> [Data supplied]
· · · · ·

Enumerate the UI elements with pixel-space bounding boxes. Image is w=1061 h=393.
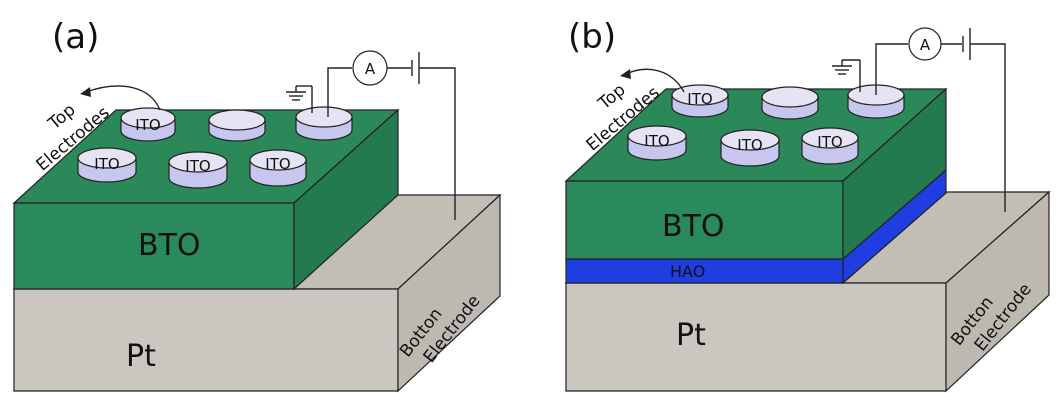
pt-side-face-b — [945, 190, 1050, 393]
bto-side-face-b — [842, 87, 947, 261]
ammeter-label-b: A — [920, 36, 931, 54]
ammeter-label-a: A — [365, 60, 376, 78]
panel-a: (a) BTO Pt ITO — [12, 17, 502, 393]
electrode-top — [671, 84, 729, 106]
electrode-label: ITO — [94, 155, 119, 173]
electrodes-a: ITO ITO ITO ITO — [77, 106, 353, 189]
electrode-a-1: ITO — [120, 107, 176, 142]
substrate-label-b: Pt — [676, 318, 706, 353]
electrode-top — [208, 109, 266, 131]
pt-front-face-a — [13, 288, 399, 392]
circuit-wire-3-a — [419, 67, 456, 220]
electrodes-b: ITO ITO ITO ITO — [627, 84, 905, 167]
circuit-wire-b — [875, 43, 908, 95]
electrode-a-6: ITO — [249, 149, 307, 187]
arrow-head-a — [80, 87, 91, 97]
electrode-b-6: ITO — [801, 127, 859, 165]
ground-icon-b — [832, 59, 861, 92]
electrode-top — [249, 149, 307, 171]
arrow-head-b — [620, 69, 631, 79]
electrode-a-3 — [295, 106, 353, 141]
electrode-a-4: ITO — [77, 147, 137, 183]
electrode-b-4: ITO — [627, 125, 687, 161]
electrode-top — [801, 127, 859, 149]
substrate-label-a: Pt — [126, 339, 156, 374]
electrode-a-5: ITO — [168, 151, 228, 189]
circuit-wire-3-b — [970, 43, 1006, 212]
pt-side-face-a — [397, 193, 501, 393]
panel-a-label: (a) — [52, 17, 99, 57]
electrode-label: ITO — [687, 90, 712, 108]
measurement-circuit-b: A — [875, 27, 1006, 212]
electrode-b-3 — [847, 84, 905, 119]
electrode-top — [120, 107, 176, 129]
electrode-top — [77, 147, 137, 169]
pt-front-face-b — [565, 282, 947, 392]
electrode-b-5: ITO — [720, 129, 780, 167]
electrode-label: ITO — [644, 132, 669, 150]
electrode-label: ITO — [185, 157, 210, 175]
electrode-b-2 — [761, 86, 819, 120]
interlayer-label-b: HAO — [670, 262, 705, 281]
film-label-b: BTO — [662, 209, 725, 244]
electrode-top — [627, 125, 687, 147]
electrode-label: ITO — [737, 136, 762, 154]
ground-icon-a — [286, 85, 313, 113]
electrode-top — [720, 129, 780, 151]
measurement-circuit-a: A — [327, 50, 456, 220]
panel-b-label: (b) — [568, 17, 616, 57]
circuit-wire-a — [327, 67, 352, 117]
electrode-top — [168, 151, 228, 173]
electrode-a-2 — [208, 109, 266, 142]
electrode-label: ITO — [817, 133, 842, 151]
bto-side-face-a — [293, 108, 399, 291]
top-electrodes-arrow-a — [85, 85, 161, 111]
film-label-a: BTO — [138, 228, 201, 263]
electrode-top — [761, 86, 819, 108]
electrode-label: ITO — [135, 116, 160, 134]
top-electrodes-arrow-b — [625, 68, 685, 93]
electrode-top — [295, 106, 353, 128]
electrode-label: ITO — [265, 155, 290, 173]
electrode-b-1: ITO — [671, 84, 729, 118]
panel-b: (b) BTO HAO Pt ITO — [564, 17, 1051, 393]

· · · · ·

Reproduce the items verbatim, from the line containing "pt-side-face-b — [945, 190, 1050, 393]" up to and including the line containing "electrode-b-6: ITO — [801, 127, 859, 165]".

pt-side-face-b — [945, 190, 1050, 393]
bto-side-face-b — [842, 87, 947, 261]
ammeter-label-b: A — [920, 36, 931, 54]
ammeter-label-a: A — [365, 60, 376, 78]
panel-a: (a) BTO Pt ITO — [12, 17, 502, 393]
electrode-top — [671, 84, 729, 106]
electrode-label: ITO — [94, 155, 119, 173]
electrodes-a: ITO ITO ITO ITO — [77, 106, 353, 189]
electrode-a-1: ITO — [120, 107, 176, 142]
substrate-label-b: Pt — [676, 318, 706, 353]
electrode-top — [208, 109, 266, 131]
pt-front-face-a — [13, 288, 399, 392]
circuit-wire-3-a — [419, 67, 456, 220]
electrodes-b: ITO ITO ITO ITO — [627, 84, 905, 167]
circuit-wire-b — [875, 43, 908, 95]
electrode-a-6: ITO — [249, 149, 307, 187]
arrow-head-a — [80, 87, 91, 97]
electrode-b-6: ITO — [801, 127, 859, 165]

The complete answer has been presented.